▸ **Zu prüfender Text**:
=======
Stichwörter: Orden
Der antiken und frühmittelalterlichen Kirche war die heutige geistliche Organisationsform der Orden unbekannt. Die Mönche und Nonnen befolgten grundsätzlich die Regel des hl. Benedikt, lokal abgewandelt nach den jeweiligen Constitudines. Es bildeten sich neben unabhängigen Klöstern auch mehrere Klosterverbände, inbesondere unter der Führung von Cluny. Die Kanoniker oder Chorherren bzw. die Kanonissen organisierten sich nach der Regel des hl. Augustinus.
Den ersten wesentlichen Schritt zur Bildung eines Ordens unternahmen die Zisterzienser. So gelten als alte Orden die Benediktiner, die Augustiner-Chorherren, die Zisterzienser und die Prämonstratenser. Bei ihnen tritt der Mönch bzw. Chorherr in ein bestimmtes Kloster ein, an das er nach seiner Profess grundsätzlich bis zum Tod gebunden bleibt.
Die Linie der neuen Orden beginnt im Hochmittelalter mit den Bettelorden. Ihre Angehörigen sind mobil.
Die dritte Wachstumsphase der Orden im 16. Jahrhundert prägen die Regularkleriker.
Ab dem 17. Jahrhundert folgt eine vierte Welle in Gestalt der Kongregationen. Sie unterscheiden sich von den älteren Orden im engeren Sinn durch den Verzicht auf die feierliche Profess.
Literatur: Lexikon für Theologie und Kirche. Begründet von Michael Buchberger. Dritte völlig neu bearbeitete Auflage, hrsg. von Walter Kaspar u.a., Freiburg u.a. 1998, Band 7, Sp. 1090-1100.
=======
▸ **Gespeicherte Daten**:
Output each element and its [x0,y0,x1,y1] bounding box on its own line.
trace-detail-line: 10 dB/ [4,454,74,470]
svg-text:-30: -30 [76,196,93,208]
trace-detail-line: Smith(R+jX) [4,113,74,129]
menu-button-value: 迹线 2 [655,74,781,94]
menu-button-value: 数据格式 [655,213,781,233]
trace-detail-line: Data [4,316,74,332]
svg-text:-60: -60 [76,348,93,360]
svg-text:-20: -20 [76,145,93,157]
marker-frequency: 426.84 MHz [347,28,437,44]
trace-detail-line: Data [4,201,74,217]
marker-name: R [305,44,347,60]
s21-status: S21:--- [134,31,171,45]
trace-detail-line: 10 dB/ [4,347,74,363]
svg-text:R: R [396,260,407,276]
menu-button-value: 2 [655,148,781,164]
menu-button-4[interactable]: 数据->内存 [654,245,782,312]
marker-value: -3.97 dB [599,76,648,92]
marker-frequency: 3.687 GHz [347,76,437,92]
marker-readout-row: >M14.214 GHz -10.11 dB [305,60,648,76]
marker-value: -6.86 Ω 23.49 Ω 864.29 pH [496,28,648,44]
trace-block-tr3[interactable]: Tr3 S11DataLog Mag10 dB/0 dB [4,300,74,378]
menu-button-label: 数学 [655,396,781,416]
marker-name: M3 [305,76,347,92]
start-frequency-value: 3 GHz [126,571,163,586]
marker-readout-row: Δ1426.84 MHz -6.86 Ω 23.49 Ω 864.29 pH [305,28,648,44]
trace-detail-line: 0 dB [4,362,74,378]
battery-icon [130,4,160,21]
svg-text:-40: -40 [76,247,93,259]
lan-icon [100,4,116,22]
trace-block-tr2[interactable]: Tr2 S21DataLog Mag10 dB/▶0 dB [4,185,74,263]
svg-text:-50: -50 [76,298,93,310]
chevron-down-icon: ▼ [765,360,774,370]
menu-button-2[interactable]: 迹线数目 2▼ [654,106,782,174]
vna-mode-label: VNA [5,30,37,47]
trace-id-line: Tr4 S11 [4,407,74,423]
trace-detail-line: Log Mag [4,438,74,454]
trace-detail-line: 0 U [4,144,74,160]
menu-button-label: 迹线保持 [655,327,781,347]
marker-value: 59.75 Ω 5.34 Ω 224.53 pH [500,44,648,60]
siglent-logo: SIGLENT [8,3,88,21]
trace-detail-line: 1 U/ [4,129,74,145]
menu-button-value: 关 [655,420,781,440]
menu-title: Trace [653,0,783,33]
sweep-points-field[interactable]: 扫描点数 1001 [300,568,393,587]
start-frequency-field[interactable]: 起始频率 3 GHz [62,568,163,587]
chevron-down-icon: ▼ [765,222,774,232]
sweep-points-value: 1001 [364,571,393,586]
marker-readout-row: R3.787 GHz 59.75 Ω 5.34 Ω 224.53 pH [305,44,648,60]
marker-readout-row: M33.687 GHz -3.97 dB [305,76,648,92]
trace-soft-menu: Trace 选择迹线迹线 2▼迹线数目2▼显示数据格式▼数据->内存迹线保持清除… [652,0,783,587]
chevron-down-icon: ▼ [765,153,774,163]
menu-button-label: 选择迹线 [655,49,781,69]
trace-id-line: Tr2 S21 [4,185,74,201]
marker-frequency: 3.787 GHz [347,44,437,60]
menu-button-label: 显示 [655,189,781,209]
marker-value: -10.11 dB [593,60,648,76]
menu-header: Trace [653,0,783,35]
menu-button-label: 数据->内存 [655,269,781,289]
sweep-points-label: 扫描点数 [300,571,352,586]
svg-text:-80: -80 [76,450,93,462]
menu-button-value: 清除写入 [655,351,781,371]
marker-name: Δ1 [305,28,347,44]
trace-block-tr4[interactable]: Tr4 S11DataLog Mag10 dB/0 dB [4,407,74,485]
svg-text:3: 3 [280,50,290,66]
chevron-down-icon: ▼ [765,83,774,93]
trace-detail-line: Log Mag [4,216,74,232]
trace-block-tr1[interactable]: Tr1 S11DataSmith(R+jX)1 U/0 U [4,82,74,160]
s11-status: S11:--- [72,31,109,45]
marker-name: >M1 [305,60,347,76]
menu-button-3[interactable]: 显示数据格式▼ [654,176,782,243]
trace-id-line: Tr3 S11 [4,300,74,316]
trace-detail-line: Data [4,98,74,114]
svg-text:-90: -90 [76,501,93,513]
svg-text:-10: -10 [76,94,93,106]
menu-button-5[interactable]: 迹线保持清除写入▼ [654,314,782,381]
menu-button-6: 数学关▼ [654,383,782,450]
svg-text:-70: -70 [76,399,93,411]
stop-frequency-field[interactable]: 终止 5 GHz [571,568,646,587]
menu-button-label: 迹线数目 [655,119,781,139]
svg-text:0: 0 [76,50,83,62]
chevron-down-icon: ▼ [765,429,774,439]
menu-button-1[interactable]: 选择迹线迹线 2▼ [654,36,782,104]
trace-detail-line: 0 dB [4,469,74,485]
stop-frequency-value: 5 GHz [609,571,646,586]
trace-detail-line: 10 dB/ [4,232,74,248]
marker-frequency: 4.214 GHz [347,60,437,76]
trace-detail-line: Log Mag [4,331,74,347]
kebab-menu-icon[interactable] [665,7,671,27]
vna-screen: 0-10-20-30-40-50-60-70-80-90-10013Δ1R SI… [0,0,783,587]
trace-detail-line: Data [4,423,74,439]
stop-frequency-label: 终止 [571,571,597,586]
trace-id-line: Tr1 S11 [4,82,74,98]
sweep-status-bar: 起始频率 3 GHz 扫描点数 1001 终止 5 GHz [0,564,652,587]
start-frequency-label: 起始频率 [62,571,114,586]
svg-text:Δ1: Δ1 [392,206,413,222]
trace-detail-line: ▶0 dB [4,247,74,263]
=======
▸ **Aufgabenstellung**:
Beantworte anhand des Textes über die Orden:
1. Nach welcher Regel organisierten sich die Kanoniker oder Chorherren bzw. die Kanonissen?
2. Welche Gemeinschaft unternahm den ersten wesentlichen Schritt zur Bildung eines Ordens?
3. Wodurch unterscheiden sich die Kongregationen von den älteren Orden im engeren Sinn?

▸ **Lösung**:
1. Nach der Regel des hl. Augustinus.
2. Die Zisterzienser.
3. Durch den Verzicht auf die feierliche Profess.